##### Records shown

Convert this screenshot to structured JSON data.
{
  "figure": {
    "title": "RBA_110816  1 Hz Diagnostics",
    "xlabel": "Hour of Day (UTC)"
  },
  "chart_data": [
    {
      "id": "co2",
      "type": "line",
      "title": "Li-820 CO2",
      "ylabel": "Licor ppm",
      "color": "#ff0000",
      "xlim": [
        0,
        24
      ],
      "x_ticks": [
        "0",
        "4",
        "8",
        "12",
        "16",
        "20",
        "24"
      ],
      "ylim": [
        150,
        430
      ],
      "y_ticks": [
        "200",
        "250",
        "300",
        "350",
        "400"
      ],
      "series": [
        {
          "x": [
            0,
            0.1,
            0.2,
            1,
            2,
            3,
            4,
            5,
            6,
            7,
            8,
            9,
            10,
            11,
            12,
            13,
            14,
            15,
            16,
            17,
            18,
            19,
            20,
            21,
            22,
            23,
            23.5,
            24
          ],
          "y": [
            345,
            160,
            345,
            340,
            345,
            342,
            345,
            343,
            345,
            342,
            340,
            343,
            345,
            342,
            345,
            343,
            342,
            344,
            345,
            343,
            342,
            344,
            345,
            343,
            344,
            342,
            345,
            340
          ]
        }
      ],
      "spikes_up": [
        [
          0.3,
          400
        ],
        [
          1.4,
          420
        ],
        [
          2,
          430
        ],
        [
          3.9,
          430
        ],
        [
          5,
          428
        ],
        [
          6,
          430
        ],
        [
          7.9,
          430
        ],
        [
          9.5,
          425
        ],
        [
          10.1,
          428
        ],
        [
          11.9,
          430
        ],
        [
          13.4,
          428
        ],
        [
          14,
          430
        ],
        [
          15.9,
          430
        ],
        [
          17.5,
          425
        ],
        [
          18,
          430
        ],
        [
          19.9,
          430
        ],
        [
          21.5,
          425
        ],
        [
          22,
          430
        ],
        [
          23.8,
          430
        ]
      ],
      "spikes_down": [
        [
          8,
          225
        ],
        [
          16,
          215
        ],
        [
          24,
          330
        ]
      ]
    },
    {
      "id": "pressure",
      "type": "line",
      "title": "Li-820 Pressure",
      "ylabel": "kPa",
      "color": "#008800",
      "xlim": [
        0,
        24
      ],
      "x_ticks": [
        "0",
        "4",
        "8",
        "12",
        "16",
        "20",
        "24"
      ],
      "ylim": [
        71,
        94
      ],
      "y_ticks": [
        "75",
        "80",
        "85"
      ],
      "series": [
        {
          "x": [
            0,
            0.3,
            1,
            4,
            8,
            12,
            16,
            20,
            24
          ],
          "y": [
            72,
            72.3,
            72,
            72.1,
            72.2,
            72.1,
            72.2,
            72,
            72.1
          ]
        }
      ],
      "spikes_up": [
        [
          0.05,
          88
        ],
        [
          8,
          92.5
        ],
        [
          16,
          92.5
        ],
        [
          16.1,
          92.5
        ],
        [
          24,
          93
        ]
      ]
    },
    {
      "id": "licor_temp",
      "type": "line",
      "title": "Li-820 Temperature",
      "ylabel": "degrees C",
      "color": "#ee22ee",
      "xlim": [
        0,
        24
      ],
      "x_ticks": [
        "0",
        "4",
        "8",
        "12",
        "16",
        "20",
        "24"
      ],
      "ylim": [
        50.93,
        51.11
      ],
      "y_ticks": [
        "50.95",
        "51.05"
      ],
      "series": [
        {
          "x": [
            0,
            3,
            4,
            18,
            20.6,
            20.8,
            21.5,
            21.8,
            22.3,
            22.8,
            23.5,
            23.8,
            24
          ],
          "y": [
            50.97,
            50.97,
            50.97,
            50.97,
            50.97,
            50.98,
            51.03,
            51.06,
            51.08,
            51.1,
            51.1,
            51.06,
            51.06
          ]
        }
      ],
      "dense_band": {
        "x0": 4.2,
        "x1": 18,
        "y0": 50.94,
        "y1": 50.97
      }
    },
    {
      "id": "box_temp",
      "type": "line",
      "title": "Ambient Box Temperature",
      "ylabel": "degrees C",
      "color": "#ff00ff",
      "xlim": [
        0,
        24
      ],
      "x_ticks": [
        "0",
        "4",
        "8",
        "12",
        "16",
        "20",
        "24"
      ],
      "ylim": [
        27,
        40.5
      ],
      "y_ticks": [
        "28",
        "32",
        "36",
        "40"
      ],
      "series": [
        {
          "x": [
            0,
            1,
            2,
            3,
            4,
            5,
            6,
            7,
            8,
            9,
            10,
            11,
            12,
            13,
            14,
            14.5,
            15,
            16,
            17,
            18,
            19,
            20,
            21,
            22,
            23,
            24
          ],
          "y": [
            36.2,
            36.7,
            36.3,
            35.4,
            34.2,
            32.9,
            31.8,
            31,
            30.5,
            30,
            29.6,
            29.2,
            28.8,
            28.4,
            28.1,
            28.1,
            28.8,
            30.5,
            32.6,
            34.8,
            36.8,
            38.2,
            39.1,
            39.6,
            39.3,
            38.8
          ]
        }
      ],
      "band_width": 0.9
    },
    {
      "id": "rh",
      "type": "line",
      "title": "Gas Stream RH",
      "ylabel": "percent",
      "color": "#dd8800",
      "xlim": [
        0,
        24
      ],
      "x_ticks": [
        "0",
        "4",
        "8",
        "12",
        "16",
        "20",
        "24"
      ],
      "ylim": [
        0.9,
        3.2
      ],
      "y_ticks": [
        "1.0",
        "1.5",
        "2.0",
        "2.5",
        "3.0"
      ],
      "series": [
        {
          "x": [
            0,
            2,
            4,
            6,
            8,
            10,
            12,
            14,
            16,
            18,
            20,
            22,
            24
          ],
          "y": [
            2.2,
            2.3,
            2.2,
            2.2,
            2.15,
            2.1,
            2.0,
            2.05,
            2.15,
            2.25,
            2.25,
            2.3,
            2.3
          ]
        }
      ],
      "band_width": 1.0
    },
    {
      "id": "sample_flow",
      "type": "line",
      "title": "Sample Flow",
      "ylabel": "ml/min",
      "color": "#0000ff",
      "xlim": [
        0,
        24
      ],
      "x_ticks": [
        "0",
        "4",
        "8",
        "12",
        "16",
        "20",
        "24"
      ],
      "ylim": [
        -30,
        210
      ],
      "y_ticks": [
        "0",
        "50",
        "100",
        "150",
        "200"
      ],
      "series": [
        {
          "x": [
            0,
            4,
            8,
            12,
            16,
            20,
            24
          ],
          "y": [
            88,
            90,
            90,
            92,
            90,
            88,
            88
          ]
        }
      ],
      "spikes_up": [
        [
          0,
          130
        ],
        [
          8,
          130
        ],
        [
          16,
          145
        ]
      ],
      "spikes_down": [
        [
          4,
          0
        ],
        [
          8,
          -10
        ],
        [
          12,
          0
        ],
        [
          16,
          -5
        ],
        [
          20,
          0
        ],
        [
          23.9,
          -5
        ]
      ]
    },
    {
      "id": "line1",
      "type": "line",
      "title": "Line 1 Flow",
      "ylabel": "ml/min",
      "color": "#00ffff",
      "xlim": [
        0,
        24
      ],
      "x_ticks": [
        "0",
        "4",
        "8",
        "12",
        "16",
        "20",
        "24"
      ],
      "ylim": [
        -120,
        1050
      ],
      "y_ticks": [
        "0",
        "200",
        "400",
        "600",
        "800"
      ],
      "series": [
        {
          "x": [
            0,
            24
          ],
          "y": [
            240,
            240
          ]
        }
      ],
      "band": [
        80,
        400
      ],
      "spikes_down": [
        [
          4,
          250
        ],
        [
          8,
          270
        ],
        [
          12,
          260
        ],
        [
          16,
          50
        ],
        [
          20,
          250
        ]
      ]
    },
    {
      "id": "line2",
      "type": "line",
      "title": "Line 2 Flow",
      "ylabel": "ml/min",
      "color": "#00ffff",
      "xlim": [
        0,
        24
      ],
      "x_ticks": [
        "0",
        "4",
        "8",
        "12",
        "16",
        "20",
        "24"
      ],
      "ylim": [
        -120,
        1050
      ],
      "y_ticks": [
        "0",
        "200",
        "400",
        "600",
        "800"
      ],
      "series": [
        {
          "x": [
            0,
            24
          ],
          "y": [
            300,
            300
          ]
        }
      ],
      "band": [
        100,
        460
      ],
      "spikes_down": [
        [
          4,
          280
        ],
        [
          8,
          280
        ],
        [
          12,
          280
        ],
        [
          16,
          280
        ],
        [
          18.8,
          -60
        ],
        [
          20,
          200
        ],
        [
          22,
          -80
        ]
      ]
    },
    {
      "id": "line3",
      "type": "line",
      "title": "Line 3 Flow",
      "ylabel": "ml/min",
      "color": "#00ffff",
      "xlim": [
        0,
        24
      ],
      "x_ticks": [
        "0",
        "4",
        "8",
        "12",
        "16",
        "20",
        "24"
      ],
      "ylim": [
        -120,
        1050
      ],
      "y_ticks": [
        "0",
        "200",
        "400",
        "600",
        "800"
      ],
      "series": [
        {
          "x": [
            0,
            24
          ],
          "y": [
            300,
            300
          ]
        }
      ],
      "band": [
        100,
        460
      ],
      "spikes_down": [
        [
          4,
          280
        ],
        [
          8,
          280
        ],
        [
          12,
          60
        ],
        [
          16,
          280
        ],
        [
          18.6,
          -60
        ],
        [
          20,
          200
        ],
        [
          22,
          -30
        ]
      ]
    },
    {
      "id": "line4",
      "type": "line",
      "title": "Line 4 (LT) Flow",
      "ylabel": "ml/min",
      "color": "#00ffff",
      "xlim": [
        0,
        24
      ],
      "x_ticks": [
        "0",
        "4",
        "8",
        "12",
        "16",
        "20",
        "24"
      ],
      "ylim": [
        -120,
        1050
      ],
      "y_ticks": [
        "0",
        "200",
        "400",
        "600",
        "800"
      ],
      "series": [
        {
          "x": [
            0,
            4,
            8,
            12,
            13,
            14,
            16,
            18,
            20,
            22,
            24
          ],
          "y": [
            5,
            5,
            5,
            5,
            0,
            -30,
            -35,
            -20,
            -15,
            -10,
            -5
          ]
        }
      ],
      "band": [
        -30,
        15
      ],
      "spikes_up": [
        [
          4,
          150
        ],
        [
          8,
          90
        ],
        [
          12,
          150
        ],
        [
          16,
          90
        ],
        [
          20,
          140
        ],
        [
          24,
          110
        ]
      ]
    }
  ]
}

##########

● **What the task asks**: Scan the data for the word "Temperature" and copy every line where it shows up.

● **Response to this task**:
      "title": "Li-820 Temperature",
      "title": "Ambient Box Temperature",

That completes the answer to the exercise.